# [Task details]
What is the number of lines containing "Senior"? Give only that number.

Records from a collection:
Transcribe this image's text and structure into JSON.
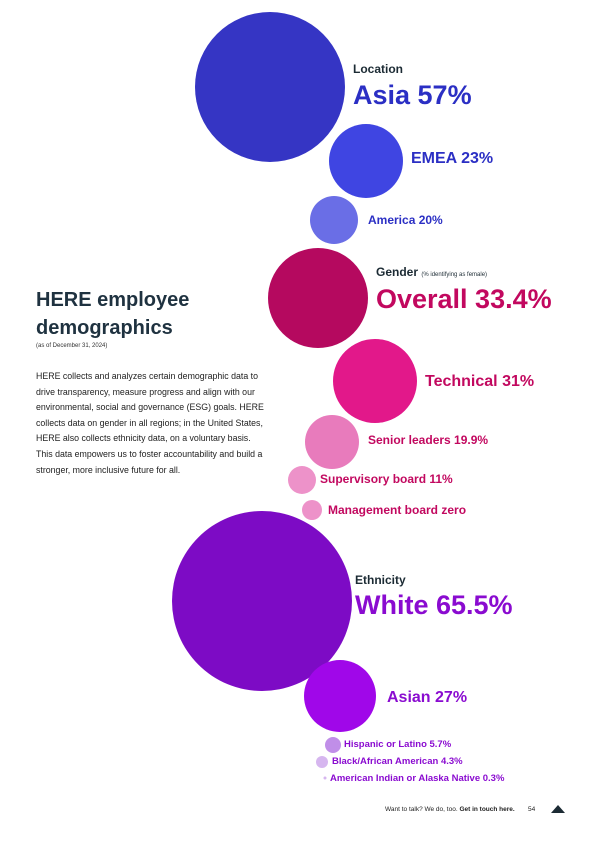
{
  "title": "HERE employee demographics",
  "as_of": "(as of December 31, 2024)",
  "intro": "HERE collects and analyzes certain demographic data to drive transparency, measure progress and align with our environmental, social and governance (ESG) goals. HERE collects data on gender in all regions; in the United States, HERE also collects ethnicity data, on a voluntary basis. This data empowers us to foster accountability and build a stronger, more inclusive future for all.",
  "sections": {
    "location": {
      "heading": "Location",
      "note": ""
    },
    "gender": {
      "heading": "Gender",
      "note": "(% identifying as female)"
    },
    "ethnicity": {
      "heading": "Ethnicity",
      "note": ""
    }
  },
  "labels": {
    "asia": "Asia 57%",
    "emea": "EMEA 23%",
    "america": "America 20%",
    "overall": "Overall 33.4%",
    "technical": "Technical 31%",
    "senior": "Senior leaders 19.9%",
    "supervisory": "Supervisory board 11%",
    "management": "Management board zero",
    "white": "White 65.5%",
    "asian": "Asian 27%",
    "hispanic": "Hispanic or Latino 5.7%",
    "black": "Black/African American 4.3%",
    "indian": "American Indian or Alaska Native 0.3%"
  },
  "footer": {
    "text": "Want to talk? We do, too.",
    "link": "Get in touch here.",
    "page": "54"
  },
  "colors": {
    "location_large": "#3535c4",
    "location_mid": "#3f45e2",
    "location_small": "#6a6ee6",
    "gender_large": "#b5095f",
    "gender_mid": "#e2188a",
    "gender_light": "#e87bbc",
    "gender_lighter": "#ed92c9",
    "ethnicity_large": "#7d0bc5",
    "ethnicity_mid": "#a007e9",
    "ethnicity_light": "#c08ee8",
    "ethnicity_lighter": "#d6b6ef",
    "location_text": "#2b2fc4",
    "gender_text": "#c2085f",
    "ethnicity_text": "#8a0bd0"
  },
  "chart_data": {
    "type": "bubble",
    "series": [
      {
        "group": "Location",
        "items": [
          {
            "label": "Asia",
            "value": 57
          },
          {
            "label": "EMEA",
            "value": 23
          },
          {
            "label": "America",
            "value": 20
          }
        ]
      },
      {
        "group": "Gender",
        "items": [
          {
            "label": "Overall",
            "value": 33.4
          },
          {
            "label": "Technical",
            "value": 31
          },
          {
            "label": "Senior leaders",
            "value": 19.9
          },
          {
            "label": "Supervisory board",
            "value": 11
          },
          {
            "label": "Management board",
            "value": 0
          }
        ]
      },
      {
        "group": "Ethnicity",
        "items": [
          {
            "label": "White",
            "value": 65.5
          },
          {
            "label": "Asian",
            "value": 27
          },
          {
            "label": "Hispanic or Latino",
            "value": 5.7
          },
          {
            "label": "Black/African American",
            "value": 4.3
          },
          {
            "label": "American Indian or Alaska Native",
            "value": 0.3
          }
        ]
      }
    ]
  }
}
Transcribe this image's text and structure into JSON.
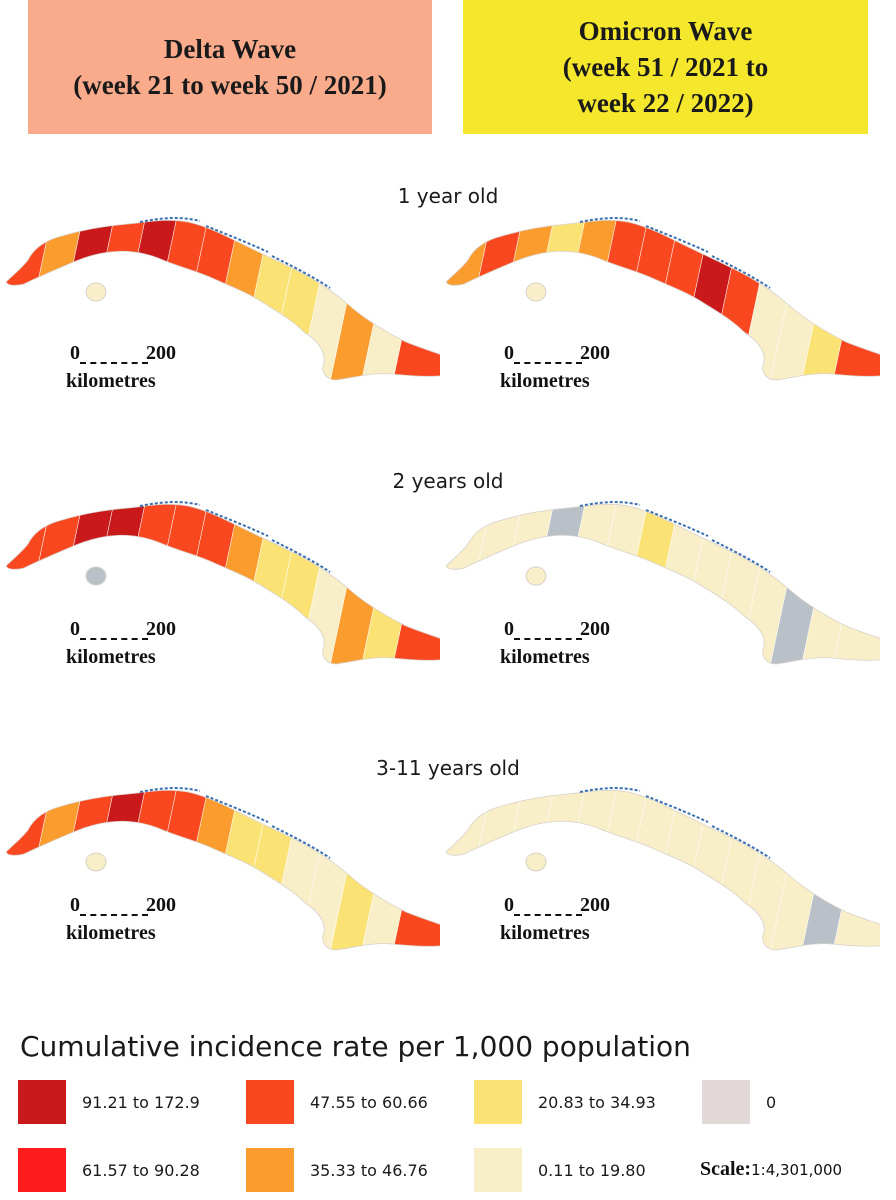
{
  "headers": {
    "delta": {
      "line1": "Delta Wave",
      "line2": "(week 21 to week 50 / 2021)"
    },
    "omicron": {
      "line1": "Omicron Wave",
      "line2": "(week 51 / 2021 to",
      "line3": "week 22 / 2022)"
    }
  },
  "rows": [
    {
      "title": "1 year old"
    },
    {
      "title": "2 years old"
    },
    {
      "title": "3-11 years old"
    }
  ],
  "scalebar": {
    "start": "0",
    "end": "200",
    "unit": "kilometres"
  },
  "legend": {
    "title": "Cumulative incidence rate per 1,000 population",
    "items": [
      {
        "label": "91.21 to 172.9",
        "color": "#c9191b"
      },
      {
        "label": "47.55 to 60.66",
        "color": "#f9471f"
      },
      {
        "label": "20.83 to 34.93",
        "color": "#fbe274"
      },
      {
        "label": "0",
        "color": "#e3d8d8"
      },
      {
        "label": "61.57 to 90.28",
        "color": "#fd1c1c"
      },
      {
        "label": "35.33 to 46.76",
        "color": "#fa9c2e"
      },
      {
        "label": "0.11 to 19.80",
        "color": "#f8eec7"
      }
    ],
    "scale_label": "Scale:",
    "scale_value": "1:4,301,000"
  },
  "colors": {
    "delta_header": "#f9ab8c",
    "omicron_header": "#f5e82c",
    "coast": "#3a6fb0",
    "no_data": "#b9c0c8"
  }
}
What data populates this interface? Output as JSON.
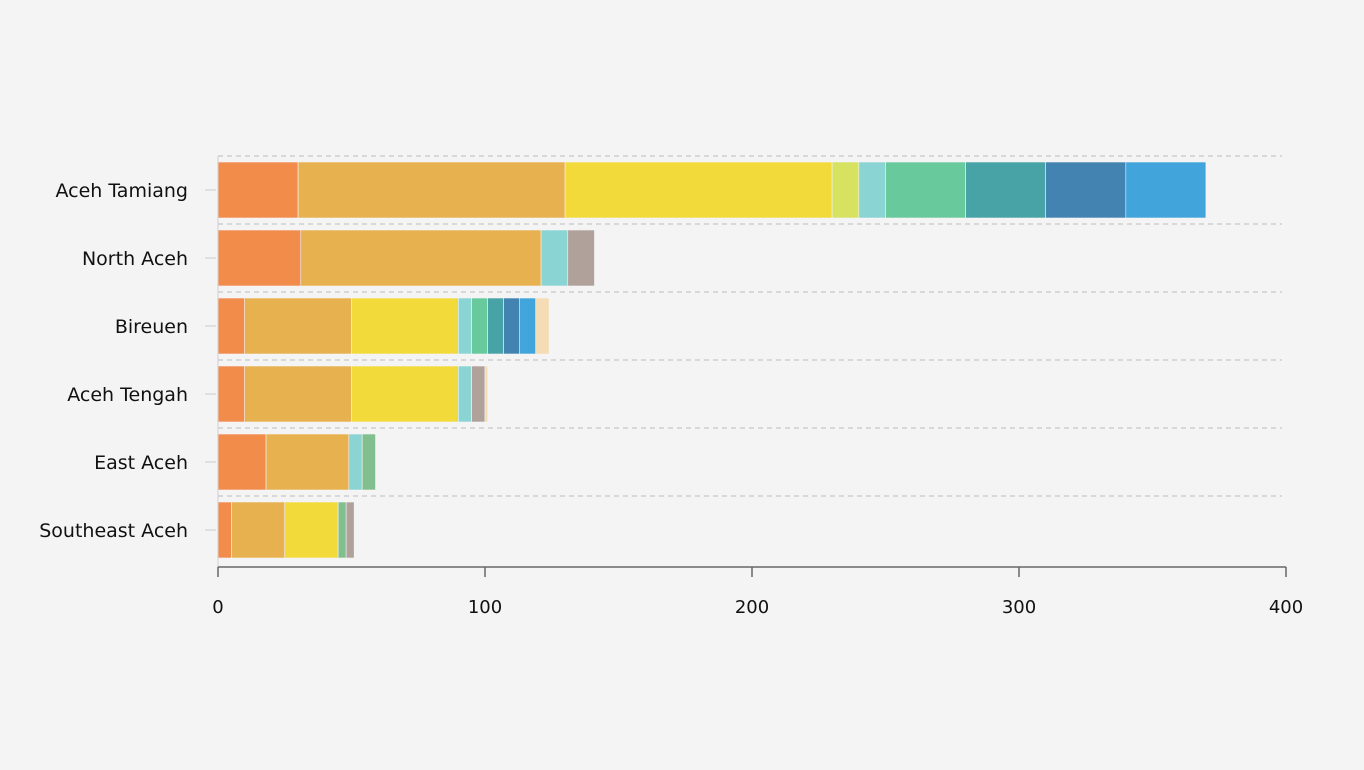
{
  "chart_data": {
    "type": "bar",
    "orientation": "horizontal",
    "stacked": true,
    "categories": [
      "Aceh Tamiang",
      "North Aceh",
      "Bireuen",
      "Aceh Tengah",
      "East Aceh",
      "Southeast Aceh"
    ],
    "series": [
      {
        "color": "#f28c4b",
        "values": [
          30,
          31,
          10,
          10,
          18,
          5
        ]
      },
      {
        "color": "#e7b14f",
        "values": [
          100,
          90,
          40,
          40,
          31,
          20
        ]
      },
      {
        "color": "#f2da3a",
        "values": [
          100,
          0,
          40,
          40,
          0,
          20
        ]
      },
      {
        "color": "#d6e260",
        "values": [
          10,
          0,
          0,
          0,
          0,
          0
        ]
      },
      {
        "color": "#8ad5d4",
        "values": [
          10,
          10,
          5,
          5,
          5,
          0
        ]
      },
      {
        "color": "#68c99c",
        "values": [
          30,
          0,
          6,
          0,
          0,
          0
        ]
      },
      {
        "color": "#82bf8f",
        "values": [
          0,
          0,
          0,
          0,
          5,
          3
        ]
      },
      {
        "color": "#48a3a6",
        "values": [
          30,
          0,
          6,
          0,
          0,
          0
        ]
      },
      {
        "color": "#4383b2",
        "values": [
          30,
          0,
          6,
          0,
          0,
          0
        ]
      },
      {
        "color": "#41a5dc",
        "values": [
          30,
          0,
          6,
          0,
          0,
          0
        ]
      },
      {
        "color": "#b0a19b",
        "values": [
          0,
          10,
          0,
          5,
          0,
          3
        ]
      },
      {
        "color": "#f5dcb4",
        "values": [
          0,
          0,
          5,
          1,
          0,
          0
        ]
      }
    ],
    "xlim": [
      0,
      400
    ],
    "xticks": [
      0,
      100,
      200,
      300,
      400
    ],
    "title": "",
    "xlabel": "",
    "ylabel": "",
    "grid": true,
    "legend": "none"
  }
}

# [Completed task]
2